### [What to do]
Pictures stay out of your copy, but everything else in the records below must be repeated exactly.

------ Data records

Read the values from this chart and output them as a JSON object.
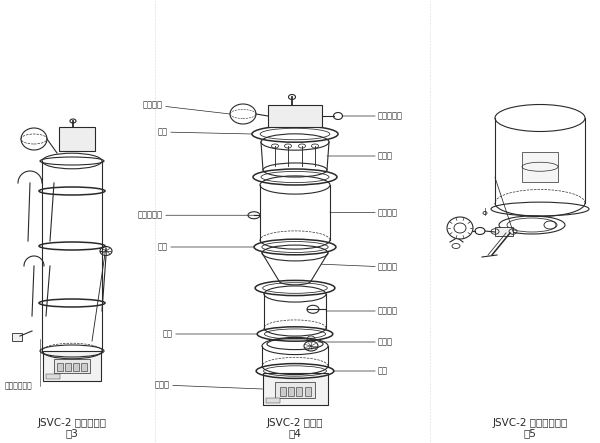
{
  "bg_color": "#ffffff",
  "line_color": "#2a2a2a",
  "fig3_title": "JSVC-2 管路连接图",
  "fig3_label": "图3",
  "fig4_title": "JSVC-2 结构图",
  "fig4_label": "图4",
  "fig5_title": "JSVC-2 放料门结构图",
  "fig5_label": "图5",
  "fig3_note": "压缩空气接入",
  "font_size_title": 7.5,
  "font_size_label": 6.0
}
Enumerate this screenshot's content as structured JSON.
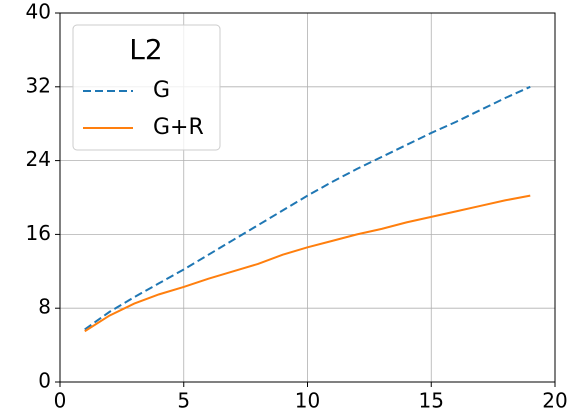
{
  "chart_data": {
    "type": "line",
    "x": [
      1,
      2,
      3,
      4,
      5,
      6,
      7,
      8,
      9,
      10,
      11,
      12,
      13,
      14,
      15,
      16,
      17,
      18,
      19
    ],
    "series": [
      {
        "name": "G",
        "color": "#1f77b4",
        "linestyle": "dashed",
        "values": [
          5.7,
          7.6,
          9.2,
          10.7,
          12.2,
          13.8,
          15.4,
          17.0,
          18.6,
          20.2,
          21.7,
          23.1,
          24.4,
          25.7,
          27.0,
          28.2,
          29.5,
          30.8,
          32.0
        ]
      },
      {
        "name": "G+R",
        "color": "#ff7f0e",
        "linestyle": "solid",
        "values": [
          5.5,
          7.2,
          8.5,
          9.5,
          10.3,
          11.2,
          12.0,
          12.8,
          13.8,
          14.6,
          15.3,
          16.0,
          16.6,
          17.3,
          17.9,
          18.5,
          19.1,
          19.7,
          20.2
        ]
      }
    ],
    "xlim": [
      0,
      20
    ],
    "xticks": [
      0,
      5,
      10,
      15,
      20
    ],
    "ylim": [
      0,
      40
    ],
    "yticks": [
      0,
      8,
      16,
      24,
      32,
      40
    ],
    "grid": true,
    "legend_title": "L2",
    "legend_position": "upper left"
  }
}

------------

### [In response]
Read the values from this chart and output them as a JSON object.
{
  "bg_color": "#ffffff",
  "line_color": "#2a2a2a",
  "fig3_title": "JSVC-2 管路连接图",
  "fig3_label": "图3",
  "fig4_title": "JSVC-2 结构图",
  "fig4_label": "图4",
  "fig5_title": "JSVC-2 放料门结构图",
  "fig5_label": "图5",
  "fig3_note": "压缩空气接入",
  "font_size_title": 7.5,
  "font_size_label": 6.0
}
Enumerate this screenshot's content as structured JSON.
{
  "chart_data": {
    "type": "line",
    "x": [
      1,
      2,
      3,
      4,
      5,
      6,
      7,
      8,
      9,
      10,
      11,
      12,
      13,
      14,
      15,
      16,
      17,
      18,
      19
    ],
    "series": [
      {
        "name": "G",
        "color": "#1f77b4",
        "linestyle": "dashed",
        "values": [
          5.7,
          7.6,
          9.2,
          10.7,
          12.2,
          13.8,
          15.4,
          17.0,
          18.6,
          20.2,
          21.7,
          23.1,
          24.4,
          25.7,
          27.0,
          28.2,
          29.5,
          30.8,
          32.0
        ]
      },
      {
        "name": "G+R",
        "color": "#ff7f0e",
        "linestyle": "solid",
        "values": [
          5.5,
          7.2,
          8.5,
          9.5,
          10.3,
          11.2,
          12.0,
          12.8,
          13.8,
          14.6,
          15.3,
          16.0,
          16.6,
          17.3,
          17.9,
          18.5,
          19.1,
          19.7,
          20.2
        ]
      }
    ],
    "xlim": [
      0,
      20
    ],
    "xticks": [
      0,
      5,
      10,
      15,
      20
    ],
    "ylim": [
      0,
      40
    ],
    "yticks": [
      0,
      8,
      16,
      24,
      32,
      40
    ],
    "grid": true,
    "legend_title": "L2",
    "legend_position": "upper left"
  }
}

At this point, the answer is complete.